Records about charts and figures
>>>
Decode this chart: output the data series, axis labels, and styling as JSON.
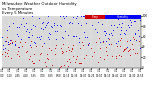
{
  "title": "Milwaukee Weather Outdoor Humidity",
  "subtitle1": "vs Temperature",
  "subtitle2": "Every 5 Minutes",
  "blue_color": "#0000ff",
  "red_color": "#cc0000",
  "legend_blue_label": "Humidity",
  "legend_red_label": "Temp",
  "background_color": "#ffffff",
  "plot_bg_color": "#d8d8d8",
  "ylim": [
    0,
    100
  ],
  "xlim": [
    0,
    288
  ],
  "title_fontsize": 2.8,
  "tick_fontsize": 2.0,
  "dot_size": 0.4,
  "num_points": 288
}
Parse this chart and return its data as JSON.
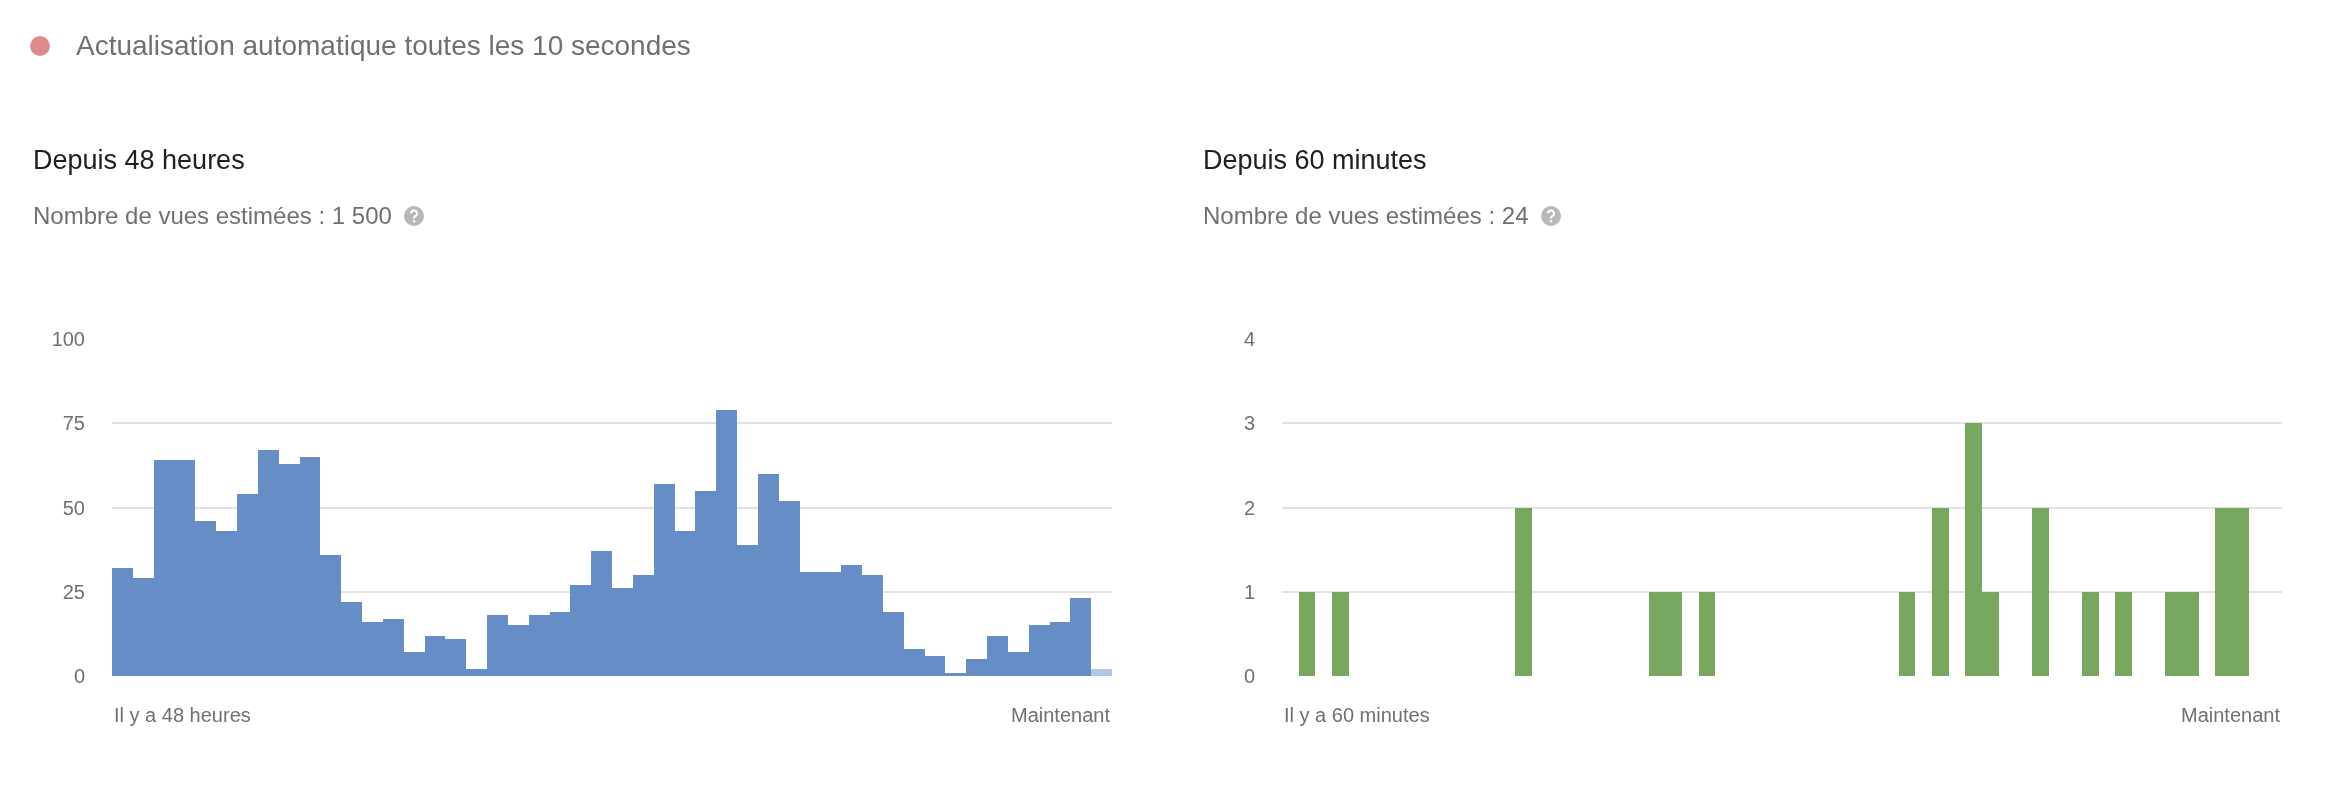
{
  "chart_data": [
    {
      "type": "other",
      "title": "Actualisation automatique toutes les 10 secondes"
    },
    {
      "type": "bar",
      "title": "Depuis 48 heures",
      "subtitle": "Nombre de vues estimées : 1 500",
      "categories": [
        null,
        null,
        null,
        null,
        null,
        null,
        null,
        null,
        null,
        null,
        null,
        null,
        null,
        null,
        null,
        null,
        null,
        null,
        null,
        null,
        null,
        null,
        null,
        null,
        null,
        null,
        null,
        null,
        null,
        null,
        null,
        null,
        null,
        null,
        null,
        null,
        null,
        null,
        null,
        null,
        null,
        null,
        null,
        null,
        null,
        null,
        null,
        null
      ],
      "values": [
        32,
        29,
        64,
        64,
        46,
        43,
        54,
        67,
        63,
        65,
        36,
        22,
        16,
        17,
        7,
        12,
        11,
        2,
        18,
        15,
        18,
        19,
        27,
        37,
        26,
        30,
        57,
        43,
        55,
        79,
        39,
        60,
        52,
        31,
        31,
        33,
        30,
        19,
        8,
        6,
        1,
        5,
        12,
        7,
        15,
        16,
        23,
        2
      ],
      "colors": [
        "#678dc6",
        "#678dc6",
        "#678dc6",
        "#678dc6",
        "#678dc6",
        "#678dc6",
        "#678dc6",
        "#678dc6",
        "#678dc6",
        "#678dc6",
        "#678dc6",
        "#678dc6",
        "#678dc6",
        "#678dc6",
        "#678dc6",
        "#678dc6",
        "#678dc6",
        "#678dc6",
        "#678dc6",
        "#678dc6",
        "#678dc6",
        "#678dc6",
        "#678dc6",
        "#678dc6",
        "#678dc6",
        "#678dc6",
        "#678dc6",
        "#678dc6",
        "#678dc6",
        "#678dc6",
        "#678dc6",
        "#678dc6",
        "#678dc6",
        "#678dc6",
        "#678dc6",
        "#678dc6",
        "#678dc6",
        "#678dc6",
        "#678dc6",
        "#678dc6",
        "#678dc6",
        "#678dc6",
        "#678dc6",
        "#678dc6",
        "#678dc6",
        "#678dc6",
        "#678dc6",
        "#b3c6e2"
      ],
      "ylim": [
        0,
        100
      ],
      "yticks": [
        0,
        25,
        50,
        75,
        100
      ],
      "grid": "y",
      "annotations": [
        "Il y a 48 heures",
        "Maintenant"
      ]
    },
    {
      "type": "bar",
      "title": "Depuis 60 minutes",
      "subtitle": "Nombre de vues estimées : 24",
      "categories": [
        null,
        null,
        null,
        null,
        null,
        null,
        null,
        null,
        null,
        null,
        null,
        null,
        null,
        null,
        null,
        null,
        null,
        null,
        null,
        null,
        null,
        null,
        null,
        null,
        null,
        null,
        null,
        null,
        null,
        null,
        null,
        null,
        null,
        null,
        null,
        null,
        null,
        null,
        null,
        null,
        null,
        null,
        null,
        null,
        null,
        null,
        null,
        null,
        null,
        null,
        null,
        null,
        null,
        null,
        null,
        null,
        null,
        null,
        null,
        null
      ],
      "values": [
        0,
        1,
        0,
        1,
        0,
        0,
        0,
        0,
        0,
        0,
        0,
        0,
        0,
        0,
        2,
        0,
        0,
        0,
        0,
        0,
        0,
        0,
        1,
        1,
        0,
        1,
        0,
        0,
        0,
        0,
        0,
        0,
        0,
        0,
        0,
        0,
        0,
        1,
        0,
        2,
        0,
        3,
        1,
        0,
        0,
        2,
        0,
        0,
        1,
        0,
        1,
        0,
        0,
        1,
        1,
        0,
        2,
        2,
        0,
        0
      ],
      "color": "#78a85f",
      "ylim": [
        0,
        4
      ],
      "yticks": [
        0,
        1,
        2,
        3,
        4
      ],
      "grid": "y",
      "annotations": [
        "Il y a 60 minutes",
        "Maintenant"
      ]
    }
  ]
}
<<<
Return all lines of the material above in which the word "this" occurs.

EXERCISE ANSWER:
Decode this chart: output the data series, axis labels, and styling as JSON.
Parse this chart and return its data as JSON.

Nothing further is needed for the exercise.